> [WORK TO COMPLETE]
• 1. Using the aggregate filter thread, explain why the poster wants the rows regrouped into vehicle, date_in and date_out.
• 2. In the aggregate filter thread, how many rows does the CSV file contain?

++++ TEXT SEGMENT

Trouble with aggregate filter?

Emna1 · May 1, 2020, 8:51am

Hi,I have a csv file contain 1000 rows ,it looks like this

Blockquote
ent_sort , Date , vehicle
enter, 2020-04-28 05:04:02 , c1
sortie , 2020-04-28 10:04:02 , c1
enter , 2020-04-28 05:04:02 , c3
sortie , 2020-04-28 10:04:02 , c2
enter , 2020-04-28 05:04:02 , c2
sortie , 2020-04-28 12:04:02 , c3
...........
Blockquote
i will try to explain my trouble and i really appreciate any help
so i want to change or group data like this
vehicle,date_in,date_out
c1,2020-04-28 05:04:02,2020-04-28 10:04:02
c2,2020-04-28 05:04:02,2020-04-28 10:04:02
......

Blockquote
My goal is to calculate difference of time for every vehicle so i need to filter these data like this and then use ruby filter to calculate time difference.
I try this code aggregate filter but it doesn't work .

Blockquote
if[ent_sort] == "enter"{
aggregate {
task_id => "%{vehicle}"
code => "
map['Date_of_entry'] = event.get('Date')
"
push_map_as_event_on_timeout => true
timeout_task_id_field => "vehicle"
timeout => 3 }}
else if [enter_sort] == "sortie"{
aggregate {
task_id => "%{vehicle}"
code => "
map['date_end'] = event.get('Date')
"

++++++++
++++ DATA SECTION

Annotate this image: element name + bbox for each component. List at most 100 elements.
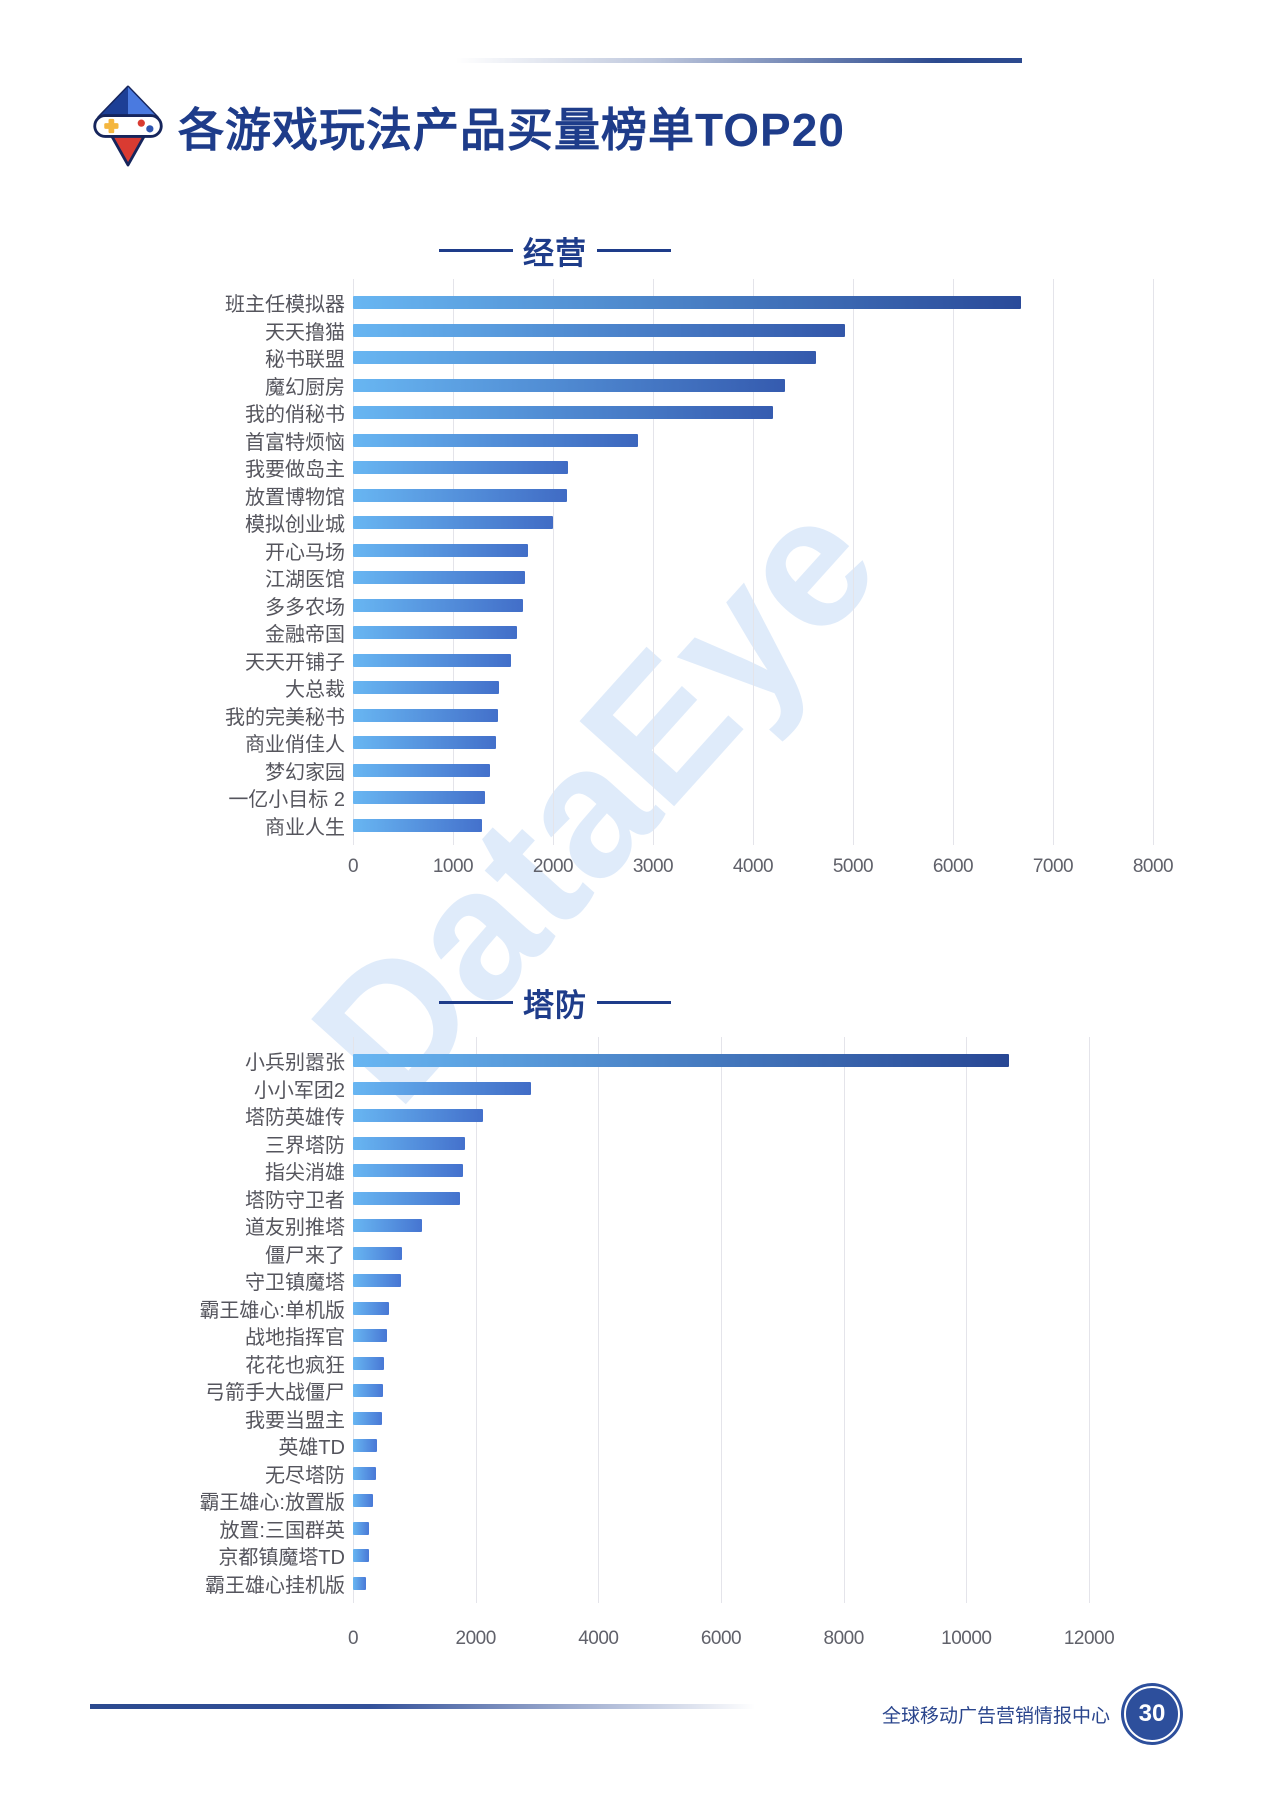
gridline	[1053, 279, 1054, 845]
chart2-title-text: 塔防	[523, 988, 587, 1023]
bar	[353, 488, 567, 502]
bar-row: 放置:三国群英	[145, 1515, 1089, 1543]
x-axis-tick-label: 1000	[432, 856, 474, 877]
bar-row: 塔防英雄传	[145, 1102, 1089, 1130]
bar	[353, 1164, 463, 1178]
x-axis-tick-label: 8000	[1132, 856, 1174, 877]
bar-track	[353, 736, 1153, 750]
x-axis-tick-label: 7000	[1032, 856, 1074, 877]
bar	[353, 1081, 532, 1095]
bar-row: 放置博物馆	[145, 482, 1153, 510]
bar-category-label: 我要当盟主	[245, 1409, 345, 1432]
bar-track	[353, 791, 1153, 805]
bar-track	[353, 1576, 1089, 1590]
gridline	[475, 1037, 477, 1603]
bar	[353, 461, 568, 475]
chart2-gridlines	[353, 1037, 1090, 1603]
bar-row: 大总裁	[145, 674, 1153, 702]
title-dash-right	[597, 1001, 671, 1004]
bar	[353, 791, 485, 805]
x-axis-tick-label: 6000	[932, 856, 974, 877]
bar-category-label: 商业俏佳人	[245, 734, 345, 757]
gridline	[1089, 1037, 1090, 1603]
bar-category-label: 天天撸猫	[265, 321, 345, 344]
bar-track	[353, 1081, 1089, 1095]
bar-row: 天天开铺子	[145, 647, 1153, 675]
chart1-title: 经营	[115, 228, 995, 273]
footer-accent-line	[90, 1704, 790, 1709]
bar-category-label: 一亿小目标 2	[228, 789, 345, 812]
bar-row: 三界塔防	[145, 1130, 1089, 1158]
bar-category-label: 塔防英雄传	[245, 1107, 345, 1130]
x-axis-tick-label: 6000	[700, 1628, 742, 1649]
gridline	[853, 279, 854, 845]
bar-row: 我要当盟主	[145, 1405, 1089, 1433]
x-axis-tick-label: 5000	[832, 856, 874, 877]
bar-row: 战地指挥官	[145, 1322, 1089, 1350]
bar-track	[353, 1439, 1089, 1453]
bar-category-label: 我的完美秘书	[225, 706, 345, 729]
bar-track	[353, 1164, 1089, 1178]
gridline	[953, 279, 954, 845]
bar-track	[353, 323, 1153, 337]
bar	[353, 1246, 403, 1260]
bar	[353, 296, 1021, 310]
bar	[353, 351, 816, 365]
bar	[353, 1054, 1009, 1068]
bar-track	[353, 1521, 1089, 1535]
bar-track	[353, 763, 1153, 777]
bar-category-label: 京都镇魔塔TD	[218, 1547, 345, 1570]
title-dash-left	[439, 249, 513, 252]
gridline	[753, 279, 754, 845]
bar-row: 京都镇魔塔TD	[145, 1542, 1089, 1570]
x-axis-tick-label: 12000	[1063, 1628, 1115, 1649]
x-axis-tick-label: 10000	[941, 1628, 992, 1649]
bar	[353, 571, 525, 585]
bar-category-label: 三界塔防	[265, 1134, 345, 1157]
x-axis-tick-label: 0	[347, 1628, 359, 1649]
footer-org-label: 全球移动广告营销情报中心	[881, 1705, 1110, 1727]
bar-category-label: 秘书联盟	[265, 349, 345, 372]
bar-category-label: 大总裁	[285, 679, 345, 702]
bar-row: 商业人生	[145, 812, 1153, 840]
bar	[353, 818, 482, 832]
bar	[353, 406, 773, 420]
bar-track	[353, 1191, 1089, 1205]
gridline	[598, 1037, 600, 1603]
bar-row: 班主任模拟器	[145, 289, 1153, 317]
chart1-title-text: 经营	[523, 236, 587, 271]
bar-category-label: 英雄TD	[278, 1437, 345, 1460]
gridline	[843, 1037, 845, 1603]
bar-track	[353, 406, 1153, 420]
bar-row: 秘书联盟	[145, 344, 1153, 372]
bar	[353, 1384, 384, 1398]
bar-track	[353, 1356, 1089, 1370]
bar-category-label: 首富特烦恼	[245, 431, 345, 454]
bar-row: 英雄TD	[145, 1432, 1089, 1460]
bar	[353, 1274, 402, 1288]
bar	[353, 1191, 460, 1205]
bar-track	[353, 1219, 1089, 1233]
gridline	[653, 279, 654, 845]
chart2-x-axis: 0 2000 4000 6000 8000 10000 12000	[348, 1628, 1115, 1652]
chart1-plot: 班主任模拟器 天天撸猫 秘书联盟 魔幻厨房 我的俏秘书 首富特烦恼 我要做岛主 放置博物馆 模拟…	[145, 279, 1154, 845]
bar-row: 僵尸来了	[145, 1240, 1089, 1268]
bar	[353, 1329, 388, 1343]
bar-category-label: 霸王雄心挂机版	[205, 1574, 345, 1597]
bar-category-label: 我要做岛主	[245, 459, 345, 482]
chart1-gridlines	[353, 279, 1154, 845]
bar-category-label: 梦幻家园	[265, 761, 345, 784]
bar-track	[353, 708, 1153, 722]
bar-row: 我要做岛主	[145, 454, 1153, 482]
bar-category-label: 商业人生	[265, 816, 345, 839]
chart2-plot: 小兵别嚣张 小小军团2 塔防英雄传 三界塔防 指尖消雄 塔防守卫者 道友别推塔 僵尸来了 守卫镇…	[145, 1037, 1090, 1603]
bar-track	[353, 461, 1153, 475]
bar-category-label: 弓箭手大战僵尸	[205, 1382, 345, 1405]
bar-category-label: 开心马场	[265, 541, 345, 564]
bar-category-label: 霸王雄心:单机版	[199, 1299, 345, 1322]
bar-row: 霸王雄心:单机版	[145, 1295, 1089, 1323]
gridline	[1153, 279, 1154, 845]
bar	[353, 626, 517, 640]
bar-category-label: 我的俏秘书	[245, 404, 345, 427]
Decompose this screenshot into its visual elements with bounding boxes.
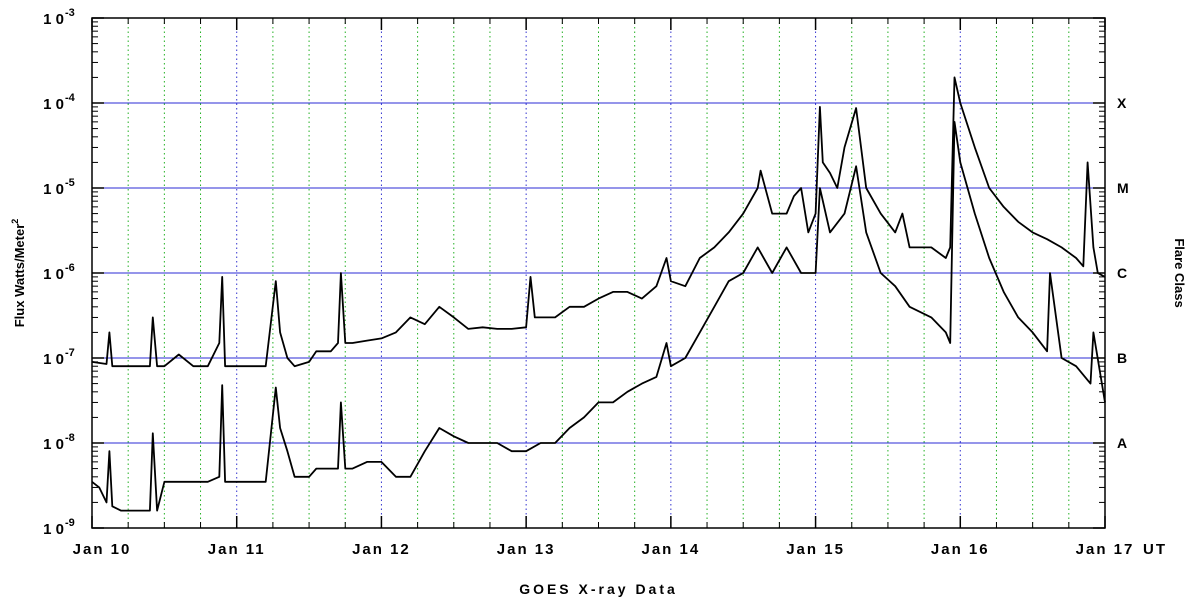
- x-axis-title: GOES X-ray Data: [519, 581, 678, 597]
- y-tick-exponent: -4: [65, 92, 76, 104]
- y-tick-label: 1 0: [43, 11, 64, 28]
- y-tick-exponent: -8: [65, 432, 75, 444]
- x-tick-label: Jan 14: [642, 541, 701, 558]
- y-axis-tick-labels: 1 0 -91 0 -81 0 -71 0 -61 0 -51 0 -41 0 -3: [43, 7, 76, 538]
- grid-lines: [92, 18, 1105, 528]
- y-axis-title: Flux Watts/Meter2: [10, 219, 27, 328]
- y-tick-exponent: -7: [65, 347, 75, 359]
- y-tick-exponent: -9: [65, 517, 75, 529]
- y-tick-label: 1 0: [43, 181, 64, 198]
- axis-ticks: [91, 17, 1106, 529]
- flare-class-label-x: X: [1117, 95, 1127, 111]
- y-tick-exponent: -6: [65, 262, 75, 274]
- x-tick-label: Jan 13: [497, 541, 556, 558]
- y-tick-label: 1 0: [43, 266, 64, 283]
- series-line-2: [91, 121, 1106, 512]
- flare-class-label-m: M: [1117, 180, 1129, 196]
- y-axis-title-text: Flux Watts/Meter: [12, 224, 27, 328]
- y-tick-label: 1 0: [43, 521, 64, 538]
- x-tick-label: Jan 11: [208, 541, 266, 558]
- x-tick-label: Jan 12: [352, 541, 411, 558]
- secondary-y-axis-title: Flare Class: [1172, 238, 1187, 307]
- flare-class-label-b: B: [1117, 350, 1127, 366]
- x-axis-tick-labels: Jan 10 Jan 11 Jan 12 Jan 13 Jan 14 Jan 15 Jan …: [73, 541, 1135, 558]
- y-tick-label: 1 0: [43, 96, 64, 113]
- flare-class-label-c: C: [1117, 265, 1127, 281]
- y-tick-exponent: -3: [65, 7, 75, 19]
- x-tick-label: Jan 16: [931, 541, 990, 558]
- x-tick-label: Jan 10: [73, 541, 132, 558]
- x-tick-label: Jan 17: [1076, 541, 1135, 558]
- x-axis-unit-label: UT: [1143, 541, 1167, 558]
- x-tick-label: Jan 15: [786, 541, 845, 558]
- y-axis-title-superscript: 2: [10, 219, 20, 224]
- flare-class-label-a: A: [1117, 435, 1127, 451]
- series-lines: [91, 76, 1106, 512]
- y-tick-exponent: -5: [65, 177, 75, 189]
- flare-class-labels: A B C M X: [1117, 95, 1129, 451]
- y-tick-label: 1 0: [43, 351, 64, 368]
- y-tick-label: 1 0: [43, 436, 64, 453]
- series-line-1: [91, 76, 1106, 368]
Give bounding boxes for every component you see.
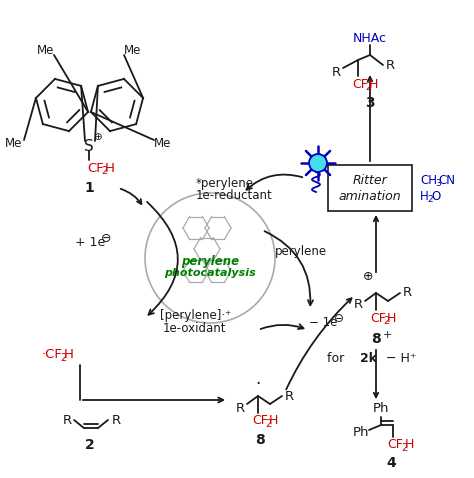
Text: NHAc: NHAc xyxy=(353,32,387,44)
Text: CN: CN xyxy=(438,174,455,186)
Text: − H⁺: − H⁺ xyxy=(386,351,417,365)
Text: perylene: perylene xyxy=(181,254,239,268)
Text: CF: CF xyxy=(352,77,368,90)
Text: H: H xyxy=(269,414,278,427)
Text: [perylene]·⁺: [perylene]·⁺ xyxy=(160,308,231,322)
FancyBboxPatch shape xyxy=(328,165,412,211)
Text: R: R xyxy=(402,286,411,300)
Text: amination: amination xyxy=(339,189,401,203)
Text: ⊕: ⊕ xyxy=(92,132,101,142)
Text: CF: CF xyxy=(252,414,268,427)
Text: for: for xyxy=(327,351,348,365)
Text: 2: 2 xyxy=(101,166,107,176)
Text: H: H xyxy=(369,77,378,90)
Text: 8: 8 xyxy=(371,332,381,346)
Text: 1e-reductant: 1e-reductant xyxy=(196,188,273,202)
Text: 3: 3 xyxy=(435,178,441,187)
Text: 2: 2 xyxy=(383,316,389,326)
Text: H: H xyxy=(387,312,396,325)
Text: − 1e: − 1e xyxy=(309,315,337,328)
Text: S: S xyxy=(84,139,94,153)
Text: CF: CF xyxy=(370,312,386,325)
Text: Me: Me xyxy=(5,137,23,150)
Text: 4: 4 xyxy=(386,456,396,470)
Text: ⊖: ⊖ xyxy=(334,312,344,325)
Text: ·CF: ·CF xyxy=(42,348,63,361)
Text: 2: 2 xyxy=(427,195,433,204)
Text: 2: 2 xyxy=(60,353,66,363)
Text: CF: CF xyxy=(87,162,104,174)
Text: ⊖: ⊖ xyxy=(101,231,111,245)
Text: R: R xyxy=(63,413,72,426)
Text: R: R xyxy=(111,413,120,426)
Text: 2: 2 xyxy=(265,419,271,429)
Text: perylene: perylene xyxy=(275,246,327,259)
Text: R: R xyxy=(354,298,363,312)
Text: + 1e: + 1e xyxy=(75,236,105,249)
Text: H: H xyxy=(64,348,74,361)
Circle shape xyxy=(309,154,327,172)
Text: photocatalysis: photocatalysis xyxy=(164,268,256,278)
Text: H: H xyxy=(105,162,115,174)
Text: R: R xyxy=(385,58,394,72)
Text: Ph: Ph xyxy=(373,402,389,415)
Text: Me: Me xyxy=(124,43,142,56)
Text: CF: CF xyxy=(387,438,403,452)
Text: R: R xyxy=(284,390,293,402)
Text: 3: 3 xyxy=(365,96,375,110)
Text: O: O xyxy=(431,189,440,203)
Text: Me: Me xyxy=(155,137,172,150)
Text: ·: · xyxy=(255,375,261,393)
Text: R: R xyxy=(331,65,340,78)
Text: 2k: 2k xyxy=(360,351,377,365)
Text: 1e-oxidant: 1e-oxidant xyxy=(163,322,227,335)
Text: +: + xyxy=(383,330,392,340)
Text: ⊕: ⊕ xyxy=(363,271,373,283)
Text: Ritter: Ritter xyxy=(353,174,387,186)
Text: 8: 8 xyxy=(255,433,265,447)
Text: *perylene: *perylene xyxy=(196,176,254,189)
Text: H: H xyxy=(405,438,414,452)
Text: 2: 2 xyxy=(85,438,95,452)
Text: H: H xyxy=(420,189,429,203)
Text: 1: 1 xyxy=(84,181,94,195)
Text: CH: CH xyxy=(420,174,437,186)
Text: 2: 2 xyxy=(401,443,407,453)
Text: 2: 2 xyxy=(365,82,371,92)
Text: R: R xyxy=(236,402,245,414)
Text: Me: Me xyxy=(37,43,55,56)
Text: Ph: Ph xyxy=(353,426,369,439)
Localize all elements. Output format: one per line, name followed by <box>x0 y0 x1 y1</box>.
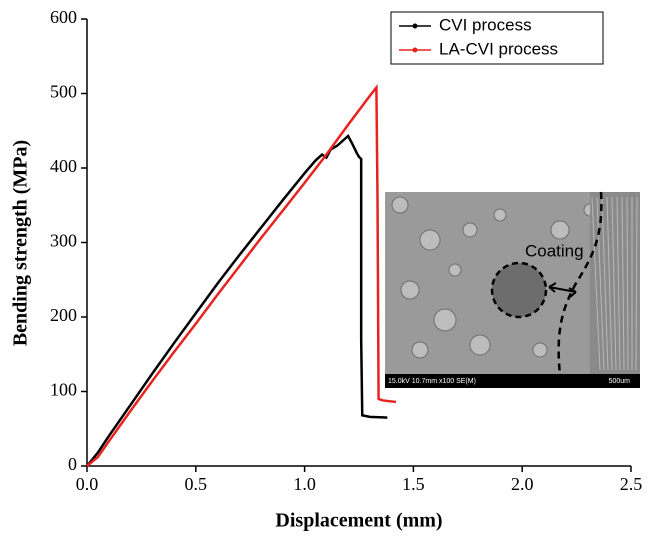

++++++++

> [SOLUTIONS TO THE EXERCISE]
• 1. The poster's goal is to calculate the time difference for every vehicle. Putting each vehicle's entry and exit times together in one row sets up the data so that a ruby filter can then compute that difference.

• 2. 1000 rows.